TEXT EXCERPT: Begin
It's finally time to get back to the Advent of Code solutions and optimise the very slow ones (as described in my Overview of Advent of Code 2023).

The first one to look at is day 21, as that's an easy one. The problem with this solution is that it does a lot of repeated work.

The problem is to find the positions in a grid that are reachable after precisely n steps, allowing for the agent to return to a previous position. That means that the starting state is reachable after 0, 2, 4 … steps; its neighbours are reachable after 1, 3, 5, … steps; and so on. The reachable area grows after each step.

My original solution maintains a Grid (a Set) of reachable positions and uses that to find the reachable positions after the next step (along with some fiddling to avoid impassible rocks in the grid.

takeSteps :: Grid -> (Position, Position) -> Grid -> Grid
takeSteps rocks bounds places =
  S.filter (notAtRock rocks bounds) $ S.unions $ S.map adjacents places
  
adjacents :: Position -> Grid
adjacents here = S.map (here ^+^) $ S.fromList [ V2 0 1, V2 1 0, V2 0 (-1), V2 (-1) 0 ]

This is slow because the whole of the reachable area is recalculated every step. The nature of the problem means that the interior of that area is the same after two step; only the edges of the area change.

That in turn suggests the optimisation: keep the boundary and the interior of the reachable region separate. I simulate two steps for the boundary and add it to the interior. The new boundary is the extended boundary minus the old interior. That also means I need to change the type signature, so take2Steps accepts and returns the pair of (boundary, interior).

take2Steps :: Grid -> (Position, Position) -> (Grid, Grid) -> (Grid, Grid)
take2Steps rocks bounds (boundary, old) = (boundary2 S.\\ old, new)
  where boundary1 = takeSteps rocks bounds boundary
        boundary2 = takeSteps rocks bounds boundary1
        new = S.union old boundary2

All that's needed after that is a bit of arithmetic to call take2Steps the correct number of times.

Performance

That small change is enough to reduce the runtime from 15.7 seconds to 0.69 seconds, roughly 23 times faster.

Code

You can get the code from my locally-hosted Git repo, or from Gitlab.
TEXT EXCERPT: End
RECORD EXCERPTS: Begin
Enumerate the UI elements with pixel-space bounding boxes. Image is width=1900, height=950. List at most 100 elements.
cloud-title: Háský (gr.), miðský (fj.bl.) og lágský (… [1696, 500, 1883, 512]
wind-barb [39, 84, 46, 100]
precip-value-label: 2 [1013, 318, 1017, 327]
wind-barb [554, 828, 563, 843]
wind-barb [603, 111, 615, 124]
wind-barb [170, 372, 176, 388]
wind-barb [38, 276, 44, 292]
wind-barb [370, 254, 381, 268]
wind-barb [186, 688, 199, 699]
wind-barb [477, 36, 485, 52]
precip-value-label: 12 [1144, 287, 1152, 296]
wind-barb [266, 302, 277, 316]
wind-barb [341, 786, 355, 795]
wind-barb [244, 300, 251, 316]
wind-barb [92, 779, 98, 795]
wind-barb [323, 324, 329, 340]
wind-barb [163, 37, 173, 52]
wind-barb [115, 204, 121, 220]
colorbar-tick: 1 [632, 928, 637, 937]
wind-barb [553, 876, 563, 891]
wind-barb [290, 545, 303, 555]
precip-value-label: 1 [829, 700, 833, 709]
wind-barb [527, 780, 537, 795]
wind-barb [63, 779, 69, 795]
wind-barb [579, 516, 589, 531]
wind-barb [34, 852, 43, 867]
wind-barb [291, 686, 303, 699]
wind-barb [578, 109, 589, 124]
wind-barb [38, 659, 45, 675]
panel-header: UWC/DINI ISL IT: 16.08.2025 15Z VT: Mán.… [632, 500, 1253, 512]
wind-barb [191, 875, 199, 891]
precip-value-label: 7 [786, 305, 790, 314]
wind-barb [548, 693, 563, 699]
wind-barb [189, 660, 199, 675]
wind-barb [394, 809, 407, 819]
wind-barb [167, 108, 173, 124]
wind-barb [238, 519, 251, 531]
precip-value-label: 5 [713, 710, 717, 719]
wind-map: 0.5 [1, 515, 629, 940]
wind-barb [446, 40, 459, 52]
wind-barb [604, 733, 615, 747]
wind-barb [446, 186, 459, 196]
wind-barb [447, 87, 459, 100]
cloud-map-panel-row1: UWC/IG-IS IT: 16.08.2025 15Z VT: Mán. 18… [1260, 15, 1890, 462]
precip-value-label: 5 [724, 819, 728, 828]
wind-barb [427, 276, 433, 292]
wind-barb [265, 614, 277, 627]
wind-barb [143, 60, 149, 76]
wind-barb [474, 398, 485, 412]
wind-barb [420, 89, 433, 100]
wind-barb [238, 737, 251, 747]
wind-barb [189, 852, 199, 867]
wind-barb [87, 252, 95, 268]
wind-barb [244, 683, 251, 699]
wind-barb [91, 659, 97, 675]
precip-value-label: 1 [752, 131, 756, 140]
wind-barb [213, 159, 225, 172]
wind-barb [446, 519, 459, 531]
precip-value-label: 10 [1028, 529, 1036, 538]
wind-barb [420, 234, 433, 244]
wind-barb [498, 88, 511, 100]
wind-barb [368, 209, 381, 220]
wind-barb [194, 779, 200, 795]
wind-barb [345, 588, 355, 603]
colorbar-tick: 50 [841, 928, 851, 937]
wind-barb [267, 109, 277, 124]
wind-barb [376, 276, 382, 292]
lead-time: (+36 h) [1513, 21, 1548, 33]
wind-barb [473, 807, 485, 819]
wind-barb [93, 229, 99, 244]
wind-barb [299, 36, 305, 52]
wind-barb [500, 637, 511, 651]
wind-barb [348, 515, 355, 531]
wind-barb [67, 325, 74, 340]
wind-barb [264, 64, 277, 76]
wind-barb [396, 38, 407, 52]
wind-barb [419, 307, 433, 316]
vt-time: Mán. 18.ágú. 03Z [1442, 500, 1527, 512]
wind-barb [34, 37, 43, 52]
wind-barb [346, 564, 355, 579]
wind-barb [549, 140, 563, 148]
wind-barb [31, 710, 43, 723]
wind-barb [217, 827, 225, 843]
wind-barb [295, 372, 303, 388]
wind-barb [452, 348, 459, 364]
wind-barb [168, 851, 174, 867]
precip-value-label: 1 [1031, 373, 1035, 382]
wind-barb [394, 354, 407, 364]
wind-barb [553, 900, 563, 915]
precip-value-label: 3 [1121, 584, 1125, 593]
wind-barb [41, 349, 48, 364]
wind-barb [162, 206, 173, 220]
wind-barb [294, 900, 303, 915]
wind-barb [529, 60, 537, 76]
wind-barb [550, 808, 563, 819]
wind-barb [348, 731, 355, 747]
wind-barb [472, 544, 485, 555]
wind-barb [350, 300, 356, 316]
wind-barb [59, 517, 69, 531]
RECORD EXCERPTS: End
- [PROBLEMS TO SOLVE]:
1 - Answer these questions from the Advent of Code day 21 write-up, one per line:
(a) Which day's solution does the author look at first?
(b) What pair does take2Steps accept and return?
(c) What were the runtimes before and after the change?
2 - Please list every offset vector that the adjacents function in the Advent of Code day 21 write-up adds to a position.

- [ANSWERS FOR THE EXERCISE]:
1 -
(a) Day 21.
(b) The pair of (boundary, interior).
(c) 15.7 seconds before and 0.69 seconds after.

2 -
V2 0 1
V2 1 0
V2 0 (-1)
V2 (-1) 0